*WHAT IS ASKED*
Copy out the listing that follows, exact in every word, and skip the images.

*INPUT RECORDS*
▬▬▬
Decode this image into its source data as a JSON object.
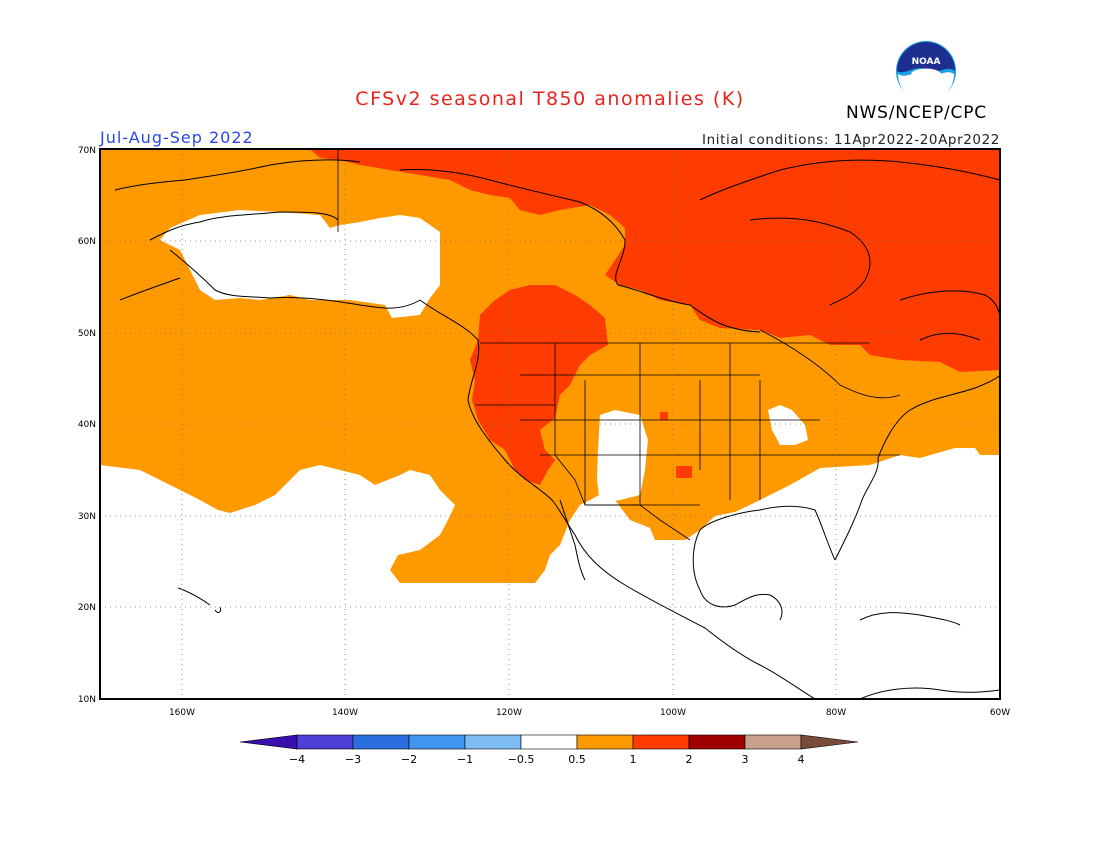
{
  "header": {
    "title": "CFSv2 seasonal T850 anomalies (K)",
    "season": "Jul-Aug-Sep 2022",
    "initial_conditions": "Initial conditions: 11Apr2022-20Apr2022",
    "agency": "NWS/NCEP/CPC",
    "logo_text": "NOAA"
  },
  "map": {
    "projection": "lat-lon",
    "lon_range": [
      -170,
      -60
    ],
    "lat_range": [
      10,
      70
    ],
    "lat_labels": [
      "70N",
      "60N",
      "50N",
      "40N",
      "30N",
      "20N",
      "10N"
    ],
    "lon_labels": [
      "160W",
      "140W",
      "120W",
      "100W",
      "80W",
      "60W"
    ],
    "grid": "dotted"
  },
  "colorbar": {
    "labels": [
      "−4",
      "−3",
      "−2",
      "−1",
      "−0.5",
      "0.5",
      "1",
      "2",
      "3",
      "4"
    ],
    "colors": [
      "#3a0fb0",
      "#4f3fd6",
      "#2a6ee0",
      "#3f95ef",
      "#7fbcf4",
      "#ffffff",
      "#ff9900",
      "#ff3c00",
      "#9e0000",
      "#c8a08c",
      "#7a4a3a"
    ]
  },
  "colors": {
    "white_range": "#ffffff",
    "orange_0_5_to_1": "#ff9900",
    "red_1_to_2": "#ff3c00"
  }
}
▬▬▬
*ANSWER TO THE EXERCISE*
Decode this image into its source data as a JSON object.
{
  "header": {
    "title": "CFSv2 seasonal T850 anomalies (K)",
    "season": "Jul-Aug-Sep 2022",
    "initial_conditions": "Initial conditions: 11Apr2022-20Apr2022",
    "agency": "NWS/NCEP/CPC",
    "logo_text": "NOAA"
  },
  "map": {
    "projection": "lat-lon",
    "lon_range": [
      -170,
      -60
    ],
    "lat_range": [
      10,
      70
    ],
    "lat_labels": [
      "70N",
      "60N",
      "50N",
      "40N",
      "30N",
      "20N",
      "10N"
    ],
    "lon_labels": [
      "160W",
      "140W",
      "120W",
      "100W",
      "80W",
      "60W"
    ],
    "grid": "dotted"
  },
  "colorbar": {
    "labels": [
      "−4",
      "−3",
      "−2",
      "−1",
      "−0.5",
      "0.5",
      "1",
      "2",
      "3",
      "4"
    ],
    "colors": [
      "#3a0fb0",
      "#4f3fd6",
      "#2a6ee0",
      "#3f95ef",
      "#7fbcf4",
      "#ffffff",
      "#ff9900",
      "#ff3c00",
      "#9e0000",
      "#c8a08c",
      "#7a4a3a"
    ]
  },
  "colors": {
    "white_range": "#ffffff",
    "orange_0_5_to_1": "#ff9900",
    "red_1_to_2": "#ff3c00"
  }
}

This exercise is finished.